Your objective: Copy the listing word for word from its first line through the line containing "List each element", including both of those lines. Leave out the pictures.

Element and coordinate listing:
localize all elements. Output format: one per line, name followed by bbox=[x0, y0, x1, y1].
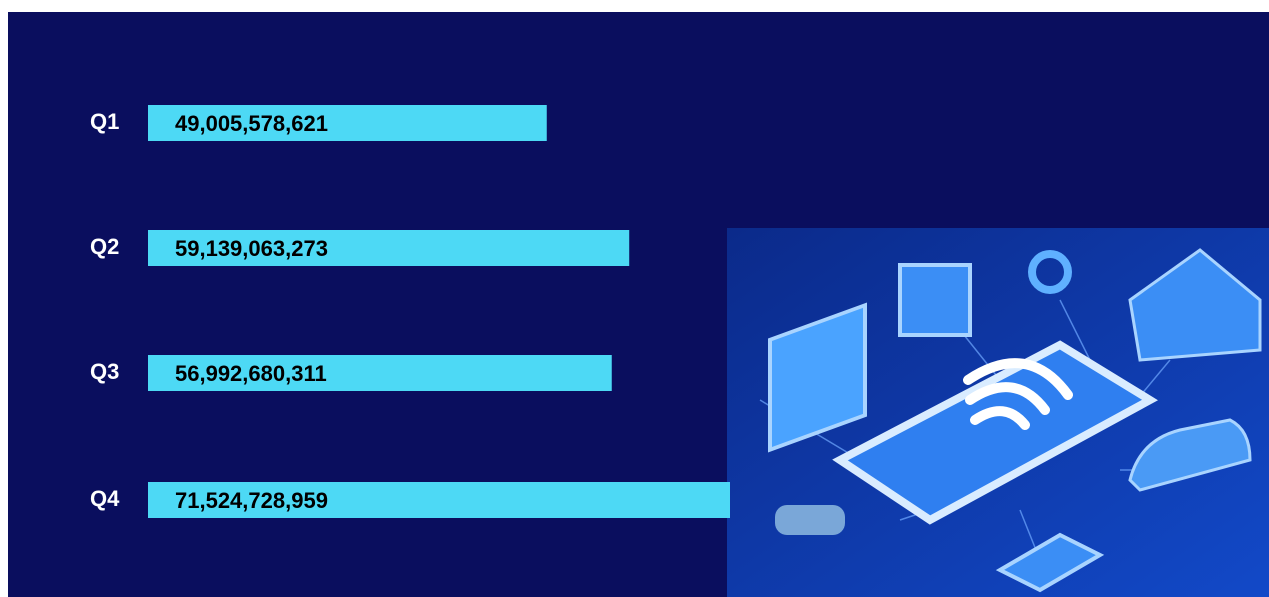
bar bbox=[148, 482, 730, 518]
category-label: Q1 bbox=[90, 109, 119, 134]
value-label: 56,992,680,311 bbox=[175, 361, 327, 386]
bar bbox=[148, 105, 547, 141]
category-label: Q2 bbox=[90, 234, 119, 259]
bar bbox=[148, 230, 630, 266]
value-label: 71,524,728,959 bbox=[175, 488, 328, 513]
category-label: Q4 bbox=[90, 486, 120, 511]
bar bbox=[148, 355, 612, 391]
value-label: 49,005,578,621 bbox=[175, 111, 328, 136]
value-label: 59,139,063,273 bbox=[175, 236, 328, 261]
illustration bbox=[727, 228, 1269, 597]
category-label: Q3 bbox=[90, 359, 119, 384]
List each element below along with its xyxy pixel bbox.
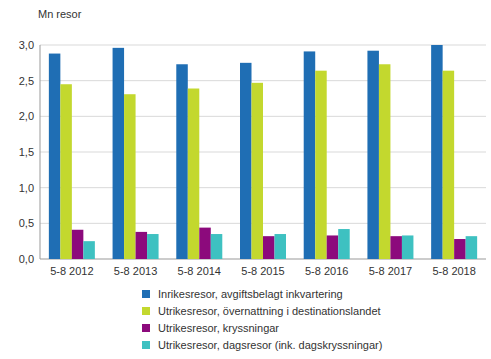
y-tick-label: 1,5 (19, 146, 34, 158)
bar (263, 236, 275, 259)
x-tick-label: 5-8 2016 (305, 265, 348, 277)
legend-label: Utrikesresor, övernattning i destination… (158, 305, 381, 317)
bar (390, 236, 402, 259)
y-tick-label: 1,0 (19, 182, 34, 194)
bar (252, 83, 264, 259)
legend: Inrikesresor, avgiftsbelagt inkvartering… (142, 288, 382, 351)
legend-label: Utrikesresor, dagsresor (ink. dagskryssn… (158, 339, 382, 351)
x-tick-label: 5-8 2015 (241, 265, 284, 277)
legend-label: Inrikesresor, avgiftsbelagt inkvartering (158, 288, 343, 300)
bar (240, 63, 252, 259)
bar (49, 54, 61, 259)
bar (124, 94, 136, 259)
x-tick-label: 5-8 2017 (369, 265, 412, 277)
y-tick-label: 0,5 (19, 217, 34, 229)
x-tick-label: 5-8 2018 (432, 265, 475, 277)
bar (275, 234, 287, 259)
bar (113, 48, 125, 259)
bar (338, 229, 350, 259)
bar (379, 64, 391, 259)
bar (315, 71, 327, 259)
bars (49, 45, 477, 259)
bar (367, 51, 379, 259)
bar (147, 234, 159, 259)
bar (188, 89, 200, 259)
bar (83, 241, 95, 259)
y-tick-label: 2,0 (19, 110, 34, 122)
bar (466, 236, 478, 259)
y-axis-line (40, 45, 41, 259)
bar (431, 45, 443, 259)
legend-swatch (142, 290, 150, 298)
chart: Mn resor 0,0 0,5 1,0 1,5 2,0 2,5 3,0 5-8 2012 5-8… (0, 0, 491, 359)
y-tick-label: 2,5 (19, 75, 34, 87)
bar (211, 234, 223, 259)
y-tick-label: 0,0 (19, 253, 34, 265)
bar (60, 84, 72, 259)
grid-line (40, 80, 486, 81)
y-axis-label: Mn resor (38, 8, 82, 20)
bar (454, 239, 466, 259)
bar (199, 228, 211, 259)
bar (72, 230, 84, 259)
x-tick-label: 5-8 2012 (50, 265, 93, 277)
bar (136, 232, 148, 259)
legend-swatch (142, 341, 150, 349)
y-tick-label: 3,0 (19, 39, 34, 51)
x-tick-label: 5-8 2013 (114, 265, 157, 277)
legend-label: Utrikesresor, kryssningar (158, 322, 279, 334)
bar (327, 235, 339, 259)
bar (304, 51, 316, 259)
legend-swatch (142, 307, 150, 315)
bar (443, 71, 455, 259)
x-tick-label: 5-8 2014 (178, 265, 221, 277)
bar (402, 235, 414, 259)
legend-swatch (142, 324, 150, 332)
bar (176, 64, 188, 259)
grid-line (40, 45, 486, 46)
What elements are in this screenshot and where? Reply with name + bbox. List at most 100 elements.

Exercise result:
localize all elements. Output format: one per line, name followed by bbox=[x0, y0, x1, y1].
bar bbox=[148, 482, 730, 518]
category-label: Q1 bbox=[90, 109, 119, 134]
value-label: 56,992,680,311 bbox=[175, 361, 327, 386]
bar bbox=[148, 105, 547, 141]
category-label: Q2 bbox=[90, 234, 119, 259]
bar bbox=[148, 230, 630, 266]
value-label: 71,524,728,959 bbox=[175, 488, 328, 513]
category-label: Q4 bbox=[90, 486, 120, 511]
bar bbox=[148, 355, 612, 391]
value-label: 49,005,578,621 bbox=[175, 111, 328, 136]
value-label: 59,139,063,273 bbox=[175, 236, 328, 261]
illustration bbox=[727, 228, 1269, 597]
category-label: Q3 bbox=[90, 359, 119, 384]
List each element below along with its xyxy pixel bbox.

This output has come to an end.